/---
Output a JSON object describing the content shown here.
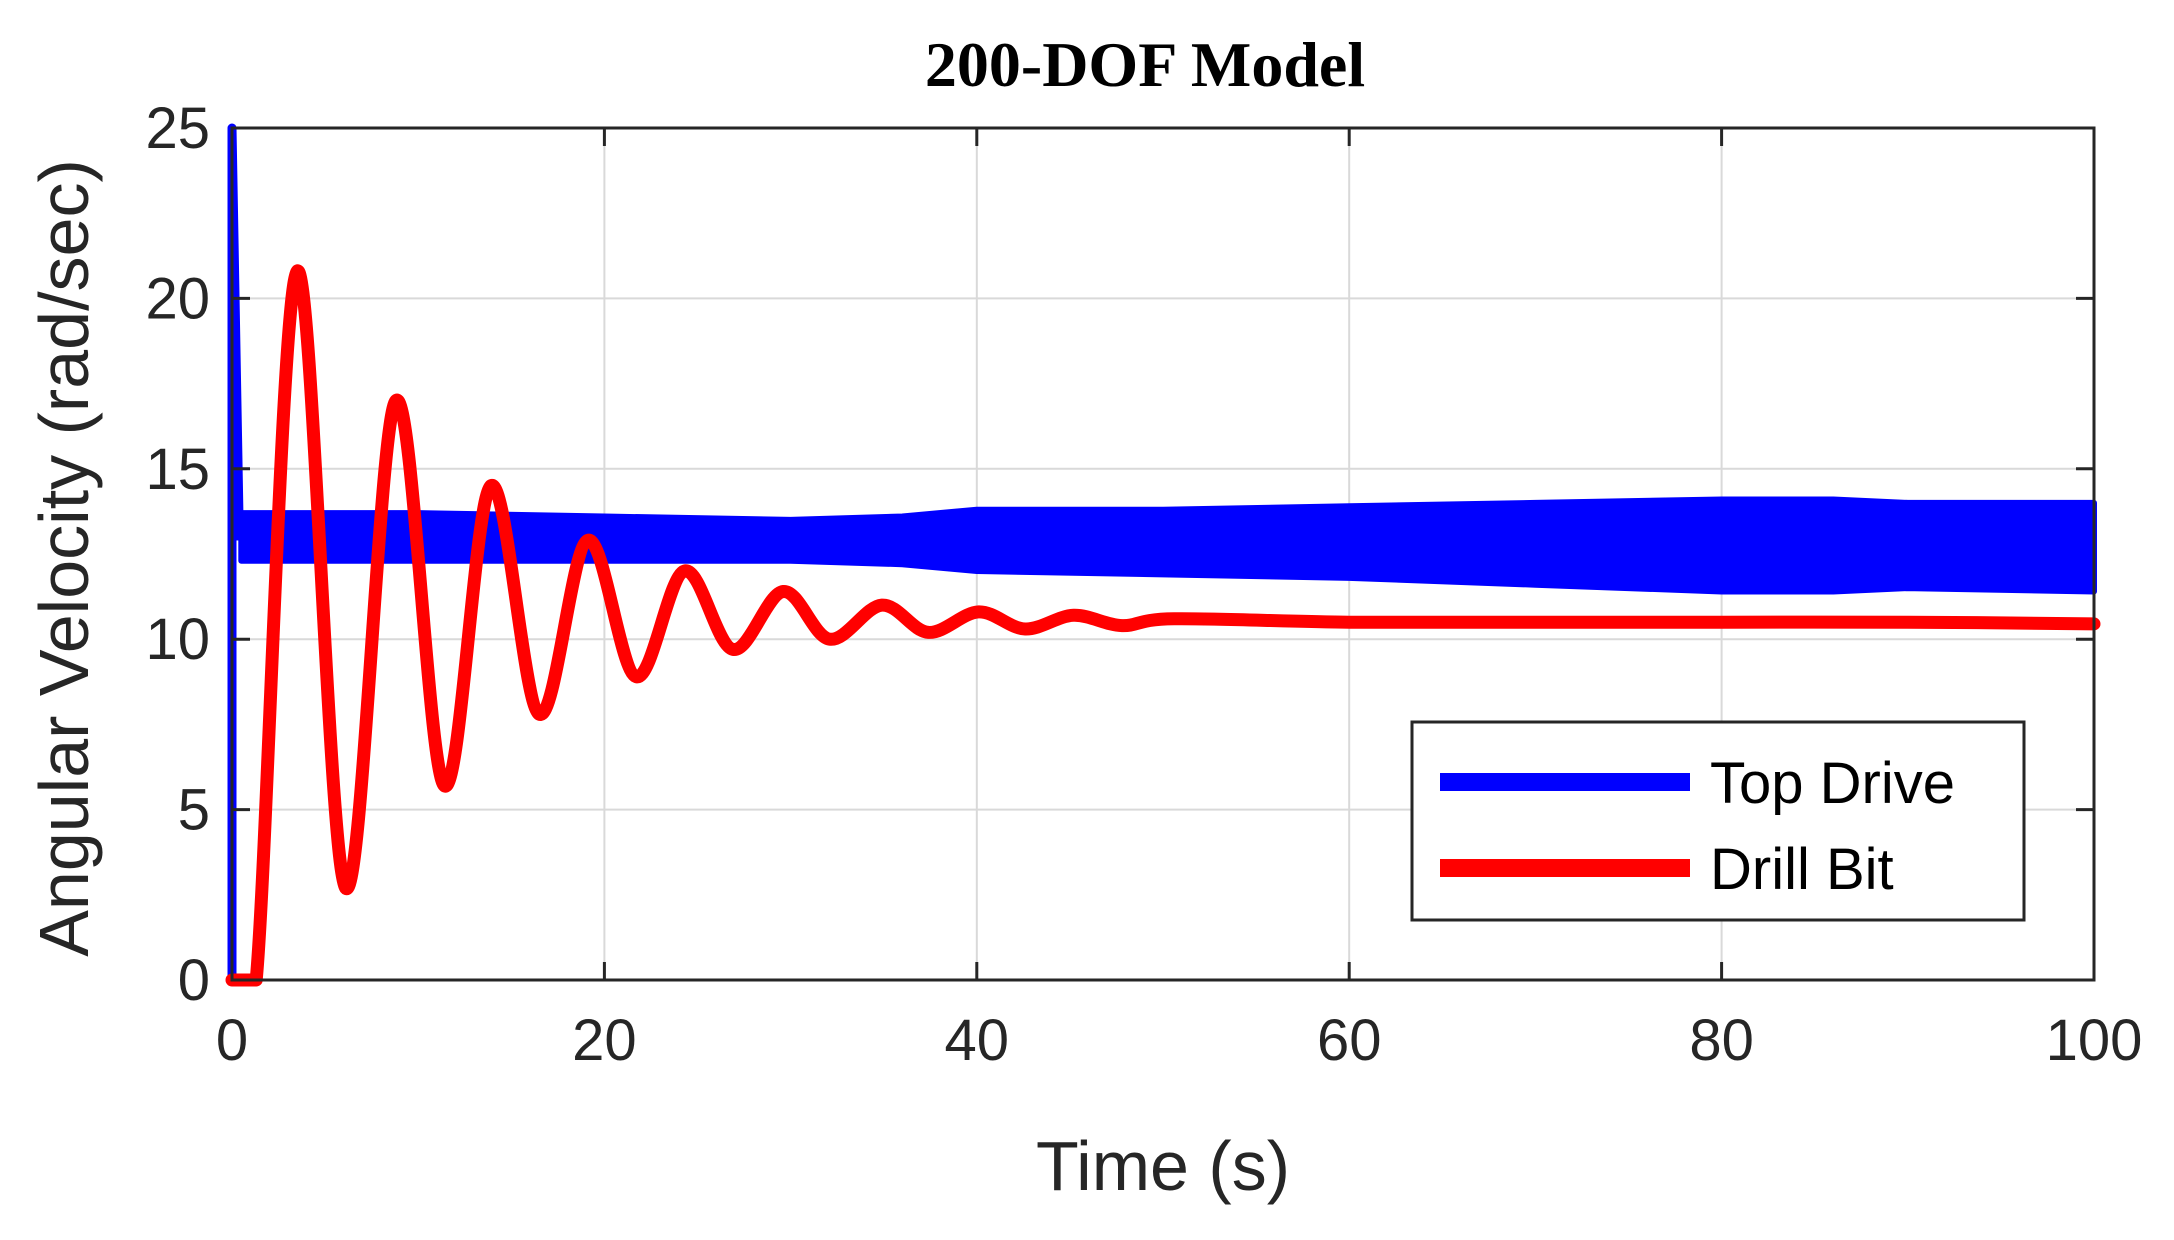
{
  "chart_data": {
    "type": "line",
    "title": "200-DOF Model",
    "xlabel": "Time (s)",
    "ylabel": "Angular Velocity (rad/sec)",
    "xlim": [
      0,
      100
    ],
    "ylim": [
      0,
      25
    ],
    "xticks": [
      0,
      20,
      40,
      60,
      80,
      100
    ],
    "yticks": [
      0,
      5,
      10,
      15,
      20,
      25
    ],
    "xtick_labels": [
      "0",
      "20",
      "40",
      "60",
      "80",
      "100"
    ],
    "ytick_labels": [
      "0",
      "5",
      "10",
      "15",
      "20",
      "25"
    ],
    "grid": true,
    "legend_position": "lower-right",
    "series": [
      {
        "name": "Top Drive",
        "color": "#0000ff",
        "description": "rapid oscillation band",
        "spike": [
          [
            0,
            0
          ],
          [
            0,
            25
          ],
          [
            0.4,
            12.9
          ]
        ],
        "band": {
          "x": [
            0.5,
            10,
            20,
            30,
            36,
            40,
            50,
            60,
            70,
            80,
            86,
            90,
            100
          ],
          "upper": [
            13.7,
            13.7,
            13.6,
            13.5,
            13.6,
            13.8,
            13.8,
            13.9,
            14.0,
            14.1,
            14.1,
            14.0,
            14.0
          ],
          "lower": [
            12.3,
            12.3,
            12.3,
            12.3,
            12.2,
            12.0,
            11.9,
            11.8,
            11.6,
            11.4,
            11.4,
            11.5,
            11.4
          ]
        }
      },
      {
        "name": "Drill Bit",
        "color": "#ff0000",
        "x": [
          0,
          1.3,
          3.5,
          6.1,
          8.8,
          11.4,
          13.9,
          16.5,
          19.1,
          21.7,
          24.3,
          26.9,
          29.6,
          32.1,
          34.9,
          37.4,
          40.1,
          42.6,
          45.2,
          47.8,
          50.6,
          60,
          70,
          80,
          90,
          100
        ],
        "y": [
          0,
          0,
          20.8,
          2.7,
          17.0,
          5.7,
          14.5,
          7.8,
          12.9,
          8.9,
          12.0,
          9.7,
          11.4,
          10.0,
          11.0,
          10.2,
          10.8,
          10.3,
          10.7,
          10.4,
          10.6,
          10.5,
          10.5,
          10.5,
          10.5,
          10.45
        ]
      }
    ]
  }
}
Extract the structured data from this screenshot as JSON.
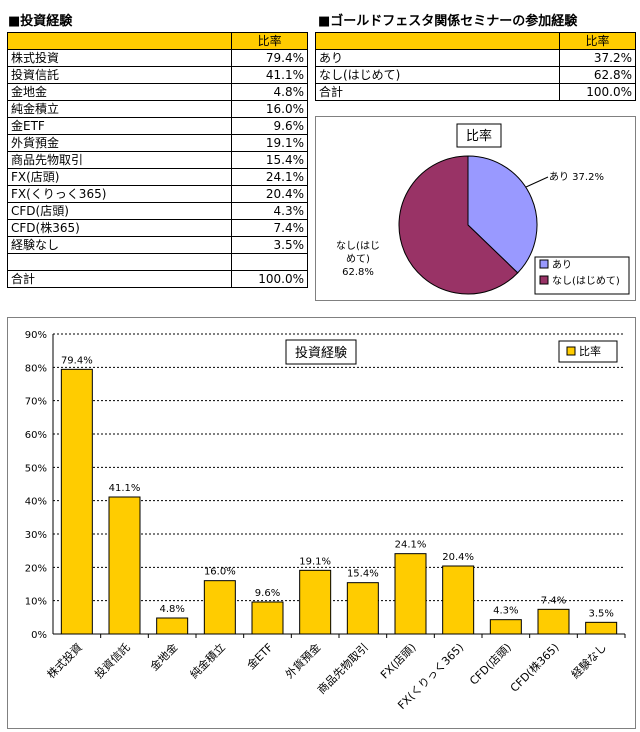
{
  "left_table": {
    "title": "■投資経験",
    "header": [
      "",
      "比率"
    ],
    "rows": [
      {
        "label": "株式投資",
        "value": "79.4%"
      },
      {
        "label": "投資信託",
        "value": "41.1%"
      },
      {
        "label": "金地金",
        "value": "4.8%"
      },
      {
        "label": "純金積立",
        "value": "16.0%"
      },
      {
        "label": "金ETF",
        "value": "9.6%"
      },
      {
        "label": "外貨預金",
        "value": "19.1%"
      },
      {
        "label": "商品先物取引",
        "value": "15.4%"
      },
      {
        "label": "FX(店頭)",
        "value": "24.1%"
      },
      {
        "label": "FX(くりっく365)",
        "value": "20.4%"
      },
      {
        "label": "CFD(店頭)",
        "value": "4.3%"
      },
      {
        "label": "CFD(株365)",
        "value": "7.4%"
      },
      {
        "label": "経験なし",
        "value": "3.5%"
      },
      {
        "label": "",
        "value": ""
      }
    ],
    "total": {
      "label": "合計",
      "value": "100.0%"
    }
  },
  "right_table": {
    "title": "■ゴールドフェスタ関係セミナーの参加経験",
    "header": [
      "",
      "比率"
    ],
    "rows": [
      {
        "label": "あり",
        "value": "37.2%"
      },
      {
        "label": "なし(はじめて)",
        "value": "62.8%"
      }
    ],
    "total": {
      "label": "合計",
      "value": "100.0%"
    }
  },
  "chart_data": [
    {
      "type": "pie",
      "title": "比率",
      "categories": [
        "あり",
        "なし(はじめて)"
      ],
      "values": [
        37.2,
        62.8
      ],
      "data_labels": [
        "あり 37.2%",
        "なし(はじめて)\n62.8%"
      ],
      "colors": [
        "#9999ff",
        "#993366"
      ],
      "legend_position": "bottom-right",
      "legend": [
        "あり",
        "なし(はじめて)"
      ]
    },
    {
      "type": "bar",
      "title": "投資経験",
      "categories": [
        "株式投資",
        "投資信託",
        "金地金",
        "純金積立",
        "金ETF",
        "外貨預金",
        "商品先物取引",
        "FX(店頭)",
        "FX(くりっく365)",
        "CFD(店頭)",
        "CFD(株365)",
        "経験なし"
      ],
      "series": [
        {
          "name": "比率",
          "values": [
            79.4,
            41.1,
            4.8,
            16.0,
            9.6,
            19.1,
            15.4,
            24.1,
            20.4,
            4.3,
            7.4,
            3.5
          ]
        }
      ],
      "data_labels": [
        "79.4%",
        "41.1%",
        "4.8%",
        "16.0%",
        "9.6%",
        "19.1%",
        "15.4%",
        "24.1%",
        "20.4%",
        "4.3%",
        "7.4%",
        "3.5%"
      ],
      "yticks": [
        "0%",
        "10%",
        "20%",
        "30%",
        "40%",
        "50%",
        "60%",
        "70%",
        "80%",
        "90%"
      ],
      "ylim": [
        0,
        90
      ],
      "grid": true,
      "legend_position": "top-right",
      "bar_color": "#ffcc00"
    }
  ]
}
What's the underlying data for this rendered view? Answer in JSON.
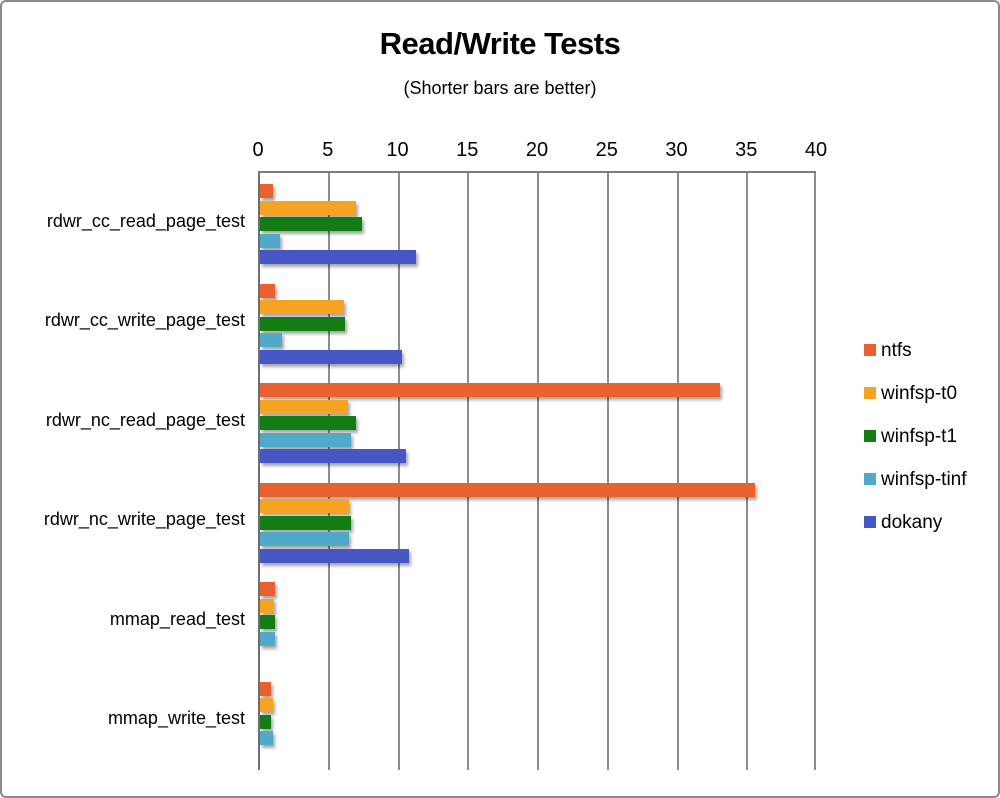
{
  "title": "Read/Write Tests",
  "subtitle": "(Shorter bars are better)",
  "chart_data": {
    "type": "bar",
    "orientation": "horizontal",
    "title": "Read/Write Tests",
    "subtitle": "(Shorter bars are better)",
    "xlabel": "",
    "ylabel": "",
    "xlim": [
      0,
      40
    ],
    "xticks": [
      "0",
      "5",
      "10",
      "15",
      "20",
      "25",
      "30",
      "35",
      "40"
    ],
    "grid": true,
    "legend_position": "right",
    "categories": [
      "rdwr_cc_read_page_test",
      "rdwr_cc_write_page_test",
      "rdwr_nc_read_page_test",
      "rdwr_nc_write_page_test",
      "mmap_read_test",
      "mmap_write_test"
    ],
    "series": [
      {
        "name": "ntfs",
        "color": "#E8612E",
        "values": [
          0.9,
          1.1,
          33.0,
          35.5,
          1.1,
          0.8
        ]
      },
      {
        "name": "winfsp-t0",
        "color": "#F6A322",
        "values": [
          6.9,
          6.0,
          6.3,
          6.4,
          1.0,
          0.9
        ]
      },
      {
        "name": "winfsp-t1",
        "color": "#147C14",
        "values": [
          7.3,
          6.1,
          6.9,
          6.5,
          1.1,
          0.8
        ]
      },
      {
        "name": "winfsp-tinf",
        "color": "#50A9C9",
        "values": [
          1.4,
          1.6,
          6.5,
          6.4,
          1.1,
          0.9
        ]
      },
      {
        "name": "dokany",
        "color": "#4656C4",
        "values": [
          11.2,
          10.2,
          10.5,
          10.7,
          null,
          null
        ]
      }
    ]
  },
  "colors": {
    "gridline": "#8C8C8C",
    "zero_axis": "#6F6F6F",
    "plot_border": "#7D7D7D",
    "frame_border": "#8A8A8A",
    "text": "#000000"
  }
}
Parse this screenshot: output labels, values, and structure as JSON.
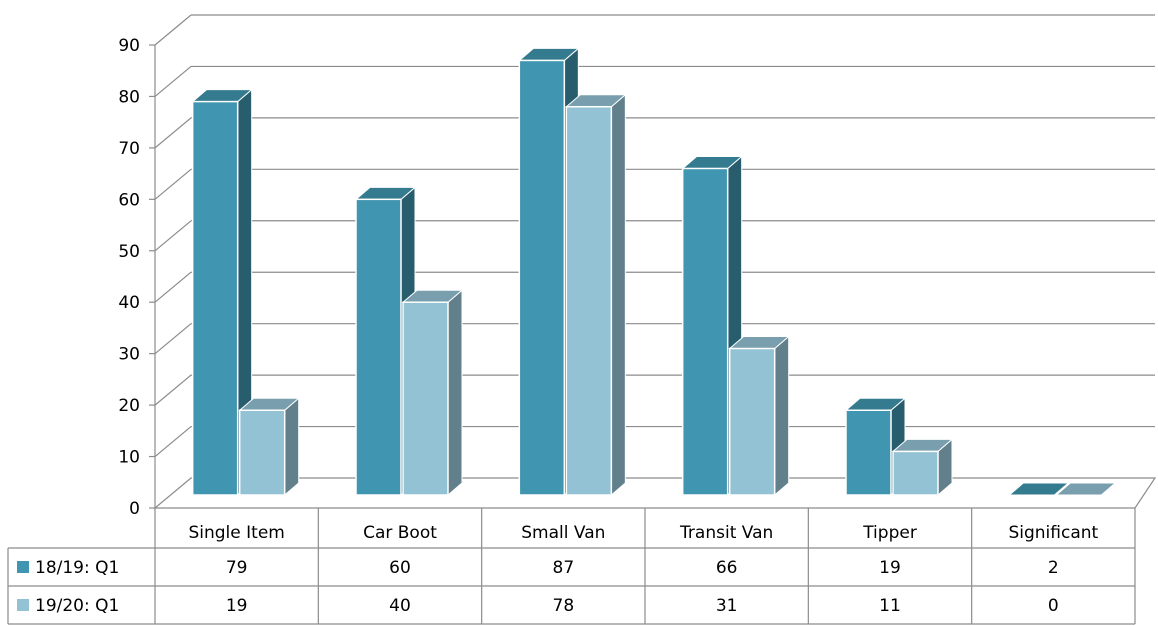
{
  "chart_data": {
    "type": "bar",
    "categories": [
      "Single Item",
      "Car Boot",
      "Small Van",
      "Transit Van",
      "Tipper",
      "Significant"
    ],
    "series": [
      {
        "name": "18/19: Q1",
        "values": [
          79,
          60,
          87,
          66,
          19,
          2
        ],
        "color": "#4096B0"
      },
      {
        "name": "19/20: Q1",
        "values": [
          19,
          40,
          78,
          31,
          11,
          0
        ],
        "color": "#93C2D4"
      }
    ],
    "title": "",
    "xlabel": "",
    "ylabel": "",
    "ylim": [
      0,
      90
    ],
    "yticks": [
      0,
      10,
      20,
      30,
      40,
      50,
      60,
      70,
      80,
      90
    ],
    "grid": true,
    "legend": "data-table-below",
    "style": "3d-clustered-column"
  }
}
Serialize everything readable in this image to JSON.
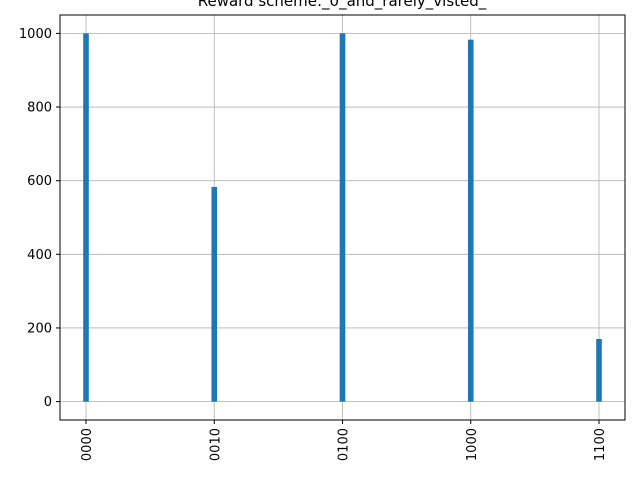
\---
GOAL - Among the lines of the data above, determine how many contain the word "Tests". Report the number alone.

CORRECT RESPONSE - 2